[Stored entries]
§ §

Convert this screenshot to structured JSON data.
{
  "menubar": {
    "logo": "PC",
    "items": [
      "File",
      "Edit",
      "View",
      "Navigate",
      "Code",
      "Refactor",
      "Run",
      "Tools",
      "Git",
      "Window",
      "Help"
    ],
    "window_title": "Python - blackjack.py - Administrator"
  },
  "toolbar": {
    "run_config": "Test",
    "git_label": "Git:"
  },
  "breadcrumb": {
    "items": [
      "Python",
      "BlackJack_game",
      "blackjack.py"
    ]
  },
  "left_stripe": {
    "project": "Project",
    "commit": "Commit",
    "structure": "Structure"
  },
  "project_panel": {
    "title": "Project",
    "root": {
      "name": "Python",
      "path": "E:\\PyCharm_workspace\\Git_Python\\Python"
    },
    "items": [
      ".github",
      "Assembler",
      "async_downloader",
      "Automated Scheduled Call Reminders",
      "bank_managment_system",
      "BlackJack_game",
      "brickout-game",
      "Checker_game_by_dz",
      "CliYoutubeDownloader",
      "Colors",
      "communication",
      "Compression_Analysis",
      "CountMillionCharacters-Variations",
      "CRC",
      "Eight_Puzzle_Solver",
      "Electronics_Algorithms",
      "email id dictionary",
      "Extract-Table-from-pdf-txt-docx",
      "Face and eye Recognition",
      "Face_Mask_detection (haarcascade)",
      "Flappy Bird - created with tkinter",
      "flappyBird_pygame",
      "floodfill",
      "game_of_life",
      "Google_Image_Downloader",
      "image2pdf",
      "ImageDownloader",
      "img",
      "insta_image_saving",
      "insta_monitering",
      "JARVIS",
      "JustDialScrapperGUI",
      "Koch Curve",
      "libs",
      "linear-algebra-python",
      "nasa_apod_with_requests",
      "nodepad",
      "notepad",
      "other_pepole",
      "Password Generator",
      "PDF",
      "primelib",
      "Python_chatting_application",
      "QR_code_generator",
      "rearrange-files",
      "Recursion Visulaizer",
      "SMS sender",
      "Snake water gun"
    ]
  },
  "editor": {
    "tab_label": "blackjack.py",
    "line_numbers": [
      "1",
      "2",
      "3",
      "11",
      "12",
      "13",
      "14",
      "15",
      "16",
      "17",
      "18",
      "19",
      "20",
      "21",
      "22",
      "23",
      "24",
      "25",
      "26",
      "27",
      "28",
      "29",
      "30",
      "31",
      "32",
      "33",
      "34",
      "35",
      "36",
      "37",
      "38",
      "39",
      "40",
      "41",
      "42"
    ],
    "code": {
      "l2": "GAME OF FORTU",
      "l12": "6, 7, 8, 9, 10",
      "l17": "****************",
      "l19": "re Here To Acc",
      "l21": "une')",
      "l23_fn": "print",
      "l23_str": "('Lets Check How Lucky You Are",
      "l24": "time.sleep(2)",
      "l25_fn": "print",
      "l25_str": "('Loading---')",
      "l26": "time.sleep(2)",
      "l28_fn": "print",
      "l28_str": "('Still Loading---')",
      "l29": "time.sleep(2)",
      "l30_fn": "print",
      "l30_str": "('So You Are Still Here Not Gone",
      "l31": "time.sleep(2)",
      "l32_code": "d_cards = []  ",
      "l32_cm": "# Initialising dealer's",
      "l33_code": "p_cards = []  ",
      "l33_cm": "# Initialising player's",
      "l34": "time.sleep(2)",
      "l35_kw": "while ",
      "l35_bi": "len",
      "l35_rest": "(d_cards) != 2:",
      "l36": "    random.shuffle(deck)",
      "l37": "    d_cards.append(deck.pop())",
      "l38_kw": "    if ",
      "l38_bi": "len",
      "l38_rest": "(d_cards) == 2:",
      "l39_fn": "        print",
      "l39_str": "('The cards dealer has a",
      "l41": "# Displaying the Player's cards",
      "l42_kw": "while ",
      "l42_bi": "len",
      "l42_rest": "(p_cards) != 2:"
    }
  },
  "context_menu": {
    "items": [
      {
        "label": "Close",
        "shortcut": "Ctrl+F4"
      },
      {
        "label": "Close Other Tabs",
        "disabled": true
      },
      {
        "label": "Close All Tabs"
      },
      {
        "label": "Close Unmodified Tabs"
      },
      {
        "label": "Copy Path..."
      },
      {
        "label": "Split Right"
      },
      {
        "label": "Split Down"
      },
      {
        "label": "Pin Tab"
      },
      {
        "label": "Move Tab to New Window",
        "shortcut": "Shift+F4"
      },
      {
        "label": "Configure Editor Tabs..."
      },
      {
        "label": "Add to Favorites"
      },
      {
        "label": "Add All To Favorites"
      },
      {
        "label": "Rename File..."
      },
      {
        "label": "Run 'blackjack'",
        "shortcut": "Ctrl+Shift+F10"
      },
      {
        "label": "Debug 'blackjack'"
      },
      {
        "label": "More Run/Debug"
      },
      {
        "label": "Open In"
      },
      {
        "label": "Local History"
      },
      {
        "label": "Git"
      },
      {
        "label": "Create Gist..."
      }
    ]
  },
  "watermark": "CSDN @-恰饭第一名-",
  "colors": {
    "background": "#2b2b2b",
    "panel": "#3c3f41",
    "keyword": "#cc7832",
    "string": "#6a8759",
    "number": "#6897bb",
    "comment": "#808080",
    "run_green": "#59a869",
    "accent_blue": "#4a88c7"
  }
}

§ §

_PROBLEM DETAILS:_
Print the material above once more, exactly.

_ANSWER TO THE TASK:_
Convert this screenshot to structured JSON data.
{
  "menubar": {
    "logo": "PC",
    "items": [
      "File",
      "Edit",
      "View",
      "Navigate",
      "Code",
      "Refactor",
      "Run",
      "Tools",
      "Git",
      "Window",
      "Help"
    ],
    "window_title": "Python - blackjack.py - Administrator"
  },
  "toolbar": {
    "run_config": "Test",
    "git_label": "Git:"
  },
  "breadcrumb": {
    "items": [
      "Python",
      "BlackJack_game",
      "blackjack.py"
    ]
  },
  "left_stripe": {
    "project": "Project",
    "commit": "Commit",
    "structure": "Structure"
  },
  "project_panel": {
    "title": "Project",
    "root": {
      "name": "Python",
      "path": "E:\\PyCharm_workspace\\Git_Python\\Python"
    },
    "items": [
      ".github",
      "Assembler",
      "async_downloader",
      "Automated Scheduled Call Reminders",
      "bank_managment_system",
      "BlackJack_game",
      "brickout-game",
      "Checker_game_by_dz",
      "CliYoutubeDownloader",
      "Colors",
      "communication",
      "Compression_Analysis",
      "CountMillionCharacters-Variations",
      "CRC",
      "Eight_Puzzle_Solver",
      "Electronics_Algorithms",
      "email id dictionary",
      "Extract-Table-from-pdf-txt-docx",
      "Face and eye Recognition",
      "Face_Mask_detection (haarcascade)",
      "Flappy Bird - created with tkinter",
      "flappyBird_pygame",
      "floodfill",
      "game_of_life",
      "Google_Image_Downloader",
      "image2pdf",
      "ImageDownloader",
      "img",
      "insta_image_saving",
      "insta_monitering",
      "JARVIS",
      "JustDialScrapperGUI",
      "Koch Curve",
      "libs",
      "linear-algebra-python",
      "nasa_apod_with_requests",
      "nodepad",
      "notepad",
      "other_pepole",
      "Password Generator",
      "PDF",
      "primelib",
      "Python_chatting_application",
      "QR_code_generator",
      "rearrange-files",
      "Recursion Visulaizer",
      "SMS sender",
      "Snake water gun"
    ]
  },
  "editor": {
    "tab_label": "blackjack.py",
    "line_numbers": [
      "1",
      "2",
      "3",
      "11",
      "12",
      "13",
      "14",
      "15",
      "16",
      "17",
      "18",
      "19",
      "20",
      "21",
      "22",
      "23",
      "24",
      "25",
      "26",
      "27",
      "28",
      "29",
      "30",
      "31",
      "32",
      "33",
      "34",
      "35",
      "36",
      "37",
      "38",
      "39",
      "40",
      "41",
      "42"
    ],
    "code": {
      "l2": "GAME OF FORTU",
      "l12": "6, 7, 8, 9, 10",
      "l17": "****************",
      "l19": "re Here To Acc",
      "l21": "une')",
      "l23_fn": "print",
      "l23_str": "('Lets Check How Lucky You Are",
      "l24": "time.sleep(2)",
      "l25_fn": "print",
      "l25_str": "('Loading---')",
      "l26": "time.sleep(2)",
      "l28_fn": "print",
      "l28_str": "('Still Loading---')",
      "l29": "time.sleep(2)",
      "l30_fn": "print",
      "l30_str": "('So You Are Still Here Not Gone",
      "l31": "time.sleep(2)",
      "l32_code": "d_cards = []  ",
      "l32_cm": "# Initialising dealer's",
      "l33_code": "p_cards = []  ",
      "l33_cm": "# Initialising player's",
      "l34": "time.sleep(2)",
      "l35_kw": "while ",
      "l35_bi": "len",
      "l35_rest": "(d_cards) != 2:",
      "l36": "    random.shuffle(deck)",
      "l37": "    d_cards.append(deck.pop())",
      "l38_kw": "    if ",
      "l38_bi": "len",
      "l38_rest": "(d_cards) == 2:",
      "l39_fn": "        print",
      "l39_str": "('The cards dealer has a",
      "l41": "# Displaying the Player's cards",
      "l42_kw": "while ",
      "l42_bi": "len",
      "l42_rest": "(p_cards) != 2:"
    }
  },
  "context_menu": {
    "items": [
      {
        "label": "Close",
        "shortcut": "Ctrl+F4"
      },
      {
        "label": "Close Other Tabs",
        "disabled": true
      },
      {
        "label": "Close All Tabs"
      },
      {
        "label": "Close Unmodified Tabs"
      },
      {
        "label": "Copy Path..."
      },
      {
        "label": "Split Right"
      },
      {
        "label": "Split Down"
      },
      {
        "label": "Pin Tab"
      },
      {
        "label": "Move Tab to New Window",
        "shortcut": "Shift+F4"
      },
      {
        "label": "Configure Editor Tabs..."
      },
      {
        "label": "Add to Favorites"
      },
      {
        "label": "Add All To Favorites"
      },
      {
        "label": "Rename File..."
      },
      {
        "label": "Run 'blackjack'",
        "shortcut": "Ctrl+Shift+F10"
      },
      {
        "label": "Debug 'blackjack'"
      },
      {
        "label": "More Run/Debug"
      },
      {
        "label": "Open In"
      },
      {
        "label": "Local History"
      },
      {
        "label": "Git"
      },
      {
        "label": "Create Gist..."
      }
    ]
  },
  "watermark": "CSDN @-恰饭第一名-",
  "colors": {
    "background": "#2b2b2b",
    "panel": "#3c3f41",
    "keyword": "#cc7832",
    "string": "#6a8759",
    "number": "#6897bb",
    "comment": "#808080",
    "run_green": "#59a869",
    "accent_blue": "#4a88c7"
  }
}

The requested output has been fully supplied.